EXERCISE TASK:
Find all lines in the records that include the word "Pfora", and copy them out.
╭─ DATA SECTION
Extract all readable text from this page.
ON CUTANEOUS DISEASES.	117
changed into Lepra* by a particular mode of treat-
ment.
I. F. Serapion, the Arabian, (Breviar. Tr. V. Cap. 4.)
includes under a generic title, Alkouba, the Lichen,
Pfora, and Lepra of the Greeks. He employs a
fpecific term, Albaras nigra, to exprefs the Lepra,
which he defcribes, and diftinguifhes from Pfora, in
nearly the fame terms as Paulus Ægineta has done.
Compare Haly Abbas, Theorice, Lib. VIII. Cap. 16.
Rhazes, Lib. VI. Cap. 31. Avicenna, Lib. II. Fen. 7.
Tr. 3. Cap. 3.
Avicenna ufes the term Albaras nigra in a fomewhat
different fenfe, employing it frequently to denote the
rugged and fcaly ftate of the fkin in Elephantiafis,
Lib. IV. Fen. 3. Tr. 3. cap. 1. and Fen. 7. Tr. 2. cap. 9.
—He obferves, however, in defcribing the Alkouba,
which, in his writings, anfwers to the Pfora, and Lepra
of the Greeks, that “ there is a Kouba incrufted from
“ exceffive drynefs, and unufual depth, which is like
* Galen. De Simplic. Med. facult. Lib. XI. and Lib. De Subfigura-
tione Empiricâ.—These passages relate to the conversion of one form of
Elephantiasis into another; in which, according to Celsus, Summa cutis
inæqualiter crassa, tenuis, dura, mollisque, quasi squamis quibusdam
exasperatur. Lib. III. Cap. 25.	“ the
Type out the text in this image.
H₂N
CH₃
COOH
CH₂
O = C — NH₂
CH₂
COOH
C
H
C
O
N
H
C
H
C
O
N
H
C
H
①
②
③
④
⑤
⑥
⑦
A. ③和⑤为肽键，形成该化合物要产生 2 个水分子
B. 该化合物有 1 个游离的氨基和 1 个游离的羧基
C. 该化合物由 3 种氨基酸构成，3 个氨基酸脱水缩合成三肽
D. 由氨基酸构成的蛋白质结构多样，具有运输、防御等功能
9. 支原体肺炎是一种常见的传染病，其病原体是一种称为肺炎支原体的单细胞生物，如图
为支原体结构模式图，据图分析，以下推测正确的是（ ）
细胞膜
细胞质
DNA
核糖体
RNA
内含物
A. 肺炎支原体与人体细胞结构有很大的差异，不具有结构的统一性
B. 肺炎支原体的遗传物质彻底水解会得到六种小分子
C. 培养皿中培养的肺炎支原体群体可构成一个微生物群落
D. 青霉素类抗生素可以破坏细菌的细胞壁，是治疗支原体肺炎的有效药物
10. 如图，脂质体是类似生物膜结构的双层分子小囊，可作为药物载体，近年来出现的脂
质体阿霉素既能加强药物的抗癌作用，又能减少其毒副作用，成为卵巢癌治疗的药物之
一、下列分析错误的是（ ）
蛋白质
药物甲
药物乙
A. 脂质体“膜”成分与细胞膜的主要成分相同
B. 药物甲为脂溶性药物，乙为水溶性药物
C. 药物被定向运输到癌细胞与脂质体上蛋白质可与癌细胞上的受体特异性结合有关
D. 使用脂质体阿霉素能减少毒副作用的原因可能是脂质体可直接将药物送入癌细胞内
╰─
SOLUTION TO THE PROBLEM:
Pfora, and Lepra of the Greeks. He employs a
which he defcribes, and diftinguifhes from Pfora, in
which, in his writings, anfwers to the Pfora, and Lepra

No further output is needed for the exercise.